-- start of Source records --

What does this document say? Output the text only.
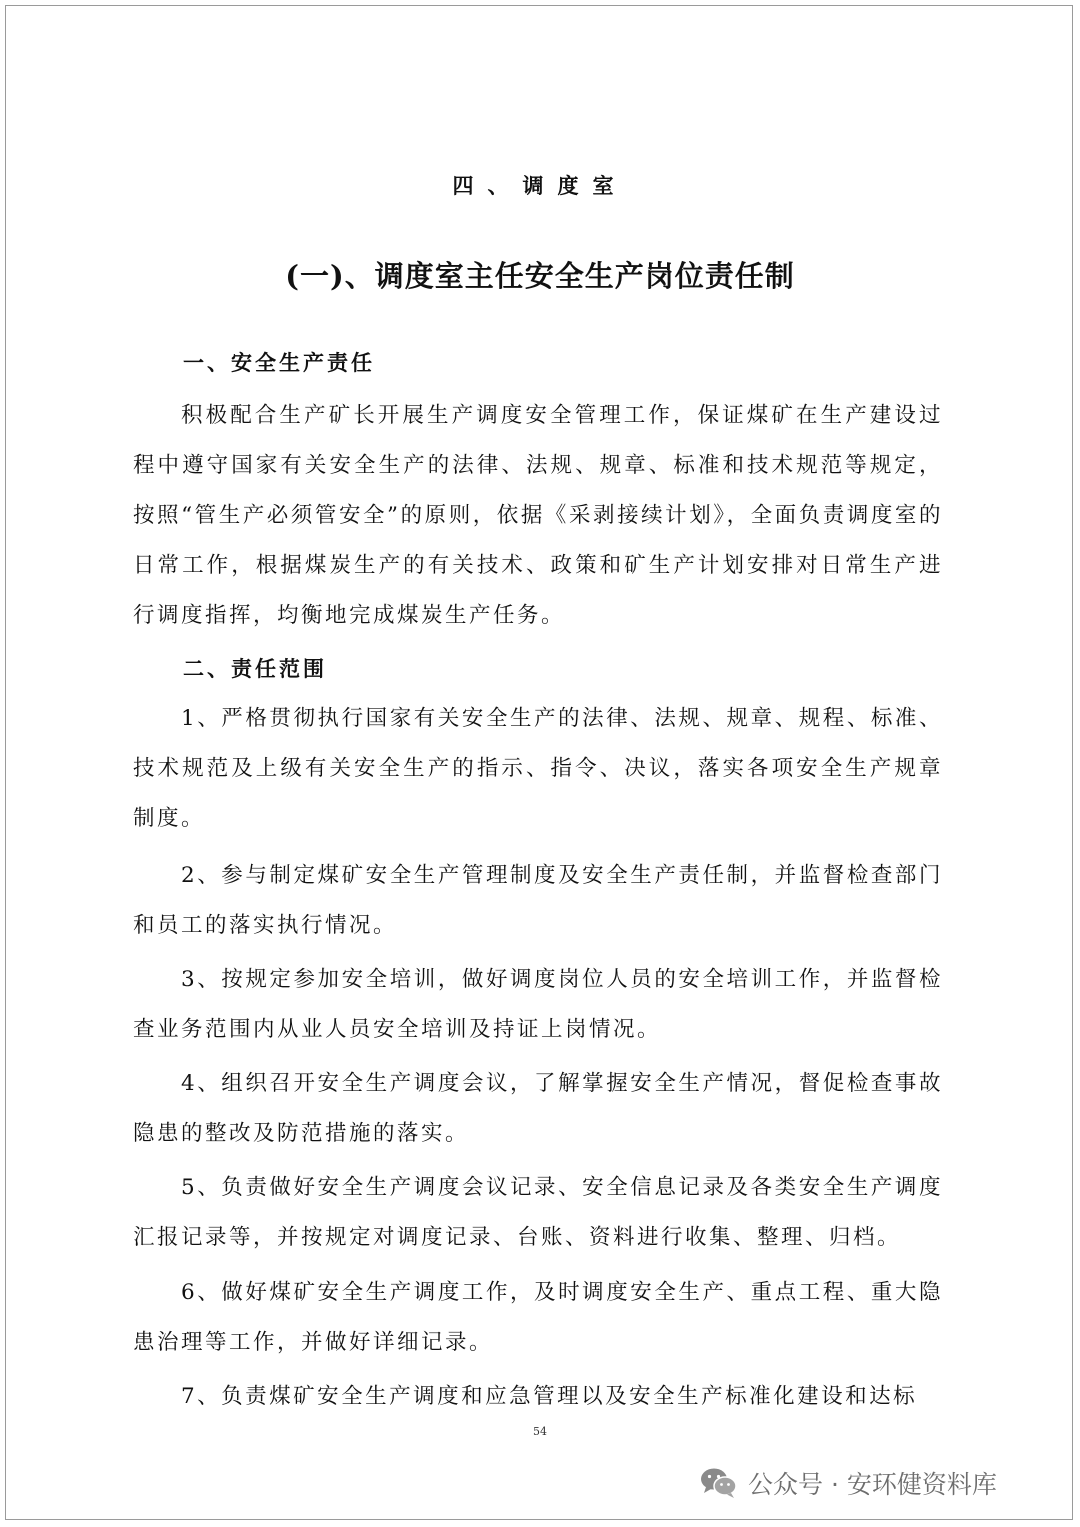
四、调度室
(一)、调度室主任安全生产岗位责任制
一、安全生产责任
积极配合生产矿长开展生产调度安全管理工作，保证煤矿在生产建设过程中遵守国家有关安全生产的法律、法规、规章、标准和技术规范等规定，按照“管生产必须管安全”的原则，依据《采剥接续计划》，全面负责调度室的日常工作，根据煤炭生产的有关技术、政策和矿生产计划安排对日常生产进行调度指挥，均衡地完成煤炭生产任务。
二、责任范围
1、严格贯彻执行国家有关安全生产的法律、法规、规章、规程、标准、技术规范及上级有关安全生产的指示、指令、决议，落实各项安全生产规章制度。
2、参与制定煤矿安全生产管理制度及安全生产责任制，并监督检查部门和员工的落实执行情况。
3、按规定参加安全培训，做好调度岗位人员的安全培训工作，并监督检查业务范围内从业人员安全培训及持证上岗情况。
4、组织召开安全生产调度会议，了解掌握安全生产情况，督促检查事故隐患的整改及防范措施的落实。
5、负责做好安全生产调度会议记录、安全信息记录及各类安全生产调度汇报记录等，并按规定对调度记录、台账、资料进行收集、整理、归档。
6、做好煤矿安全生产调度工作，及时调度安全生产、重点工程、重大隐患治理等工作，并做好详细记录。
7、负责煤矿安全生产调度和应急管理以及安全生产标准化建设和达标
54
公众号 · 安环健资料库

-- end of Source records --

Objective »
Go through the material above and print all of it exactly, except the pictures.

Solution to this exercise »
What does this document say? Output the text only.
四、调度室
(一)、调度室主任安全生产岗位责任制
一、安全生产责任
积极配合生产矿长开展生产调度安全管理工作，保证煤矿在生产建设过程中遵守国家有关安全生产的法律、法规、规章、标准和技术规范等规定，按照“管生产必须管安全”的原则，依据《采剥接续计划》，全面负责调度室的日常工作，根据煤炭生产的有关技术、政策和矿生产计划安排对日常生产进行调度指挥，均衡地完成煤炭生产任务。
二、责任范围
1、严格贯彻执行国家有关安全生产的法律、法规、规章、规程、标准、技术规范及上级有关安全生产的指示、指令、决议，落实各项安全生产规章制度。
2、参与制定煤矿安全生产管理制度及安全生产责任制，并监督检查部门和员工的落实执行情况。
3、按规定参加安全培训，做好调度岗位人员的安全培训工作，并监督检查业务范围内从业人员安全培训及持证上岗情况。
4、组织召开安全生产调度会议，了解掌握安全生产情况，督促检查事故隐患的整改及防范措施的落实。
5、负责做好安全生产调度会议记录、安全信息记录及各类安全生产调度汇报记录等，并按规定对调度记录、台账、资料进行收集、整理、归档。
6、做好煤矿安全生产调度工作，及时调度安全生产、重点工程、重大隐患治理等工作，并做好详细记录。
7、负责煤矿安全生产调度和应急管理以及安全生产标准化建设和达标
54
公众号 · 安环健资料库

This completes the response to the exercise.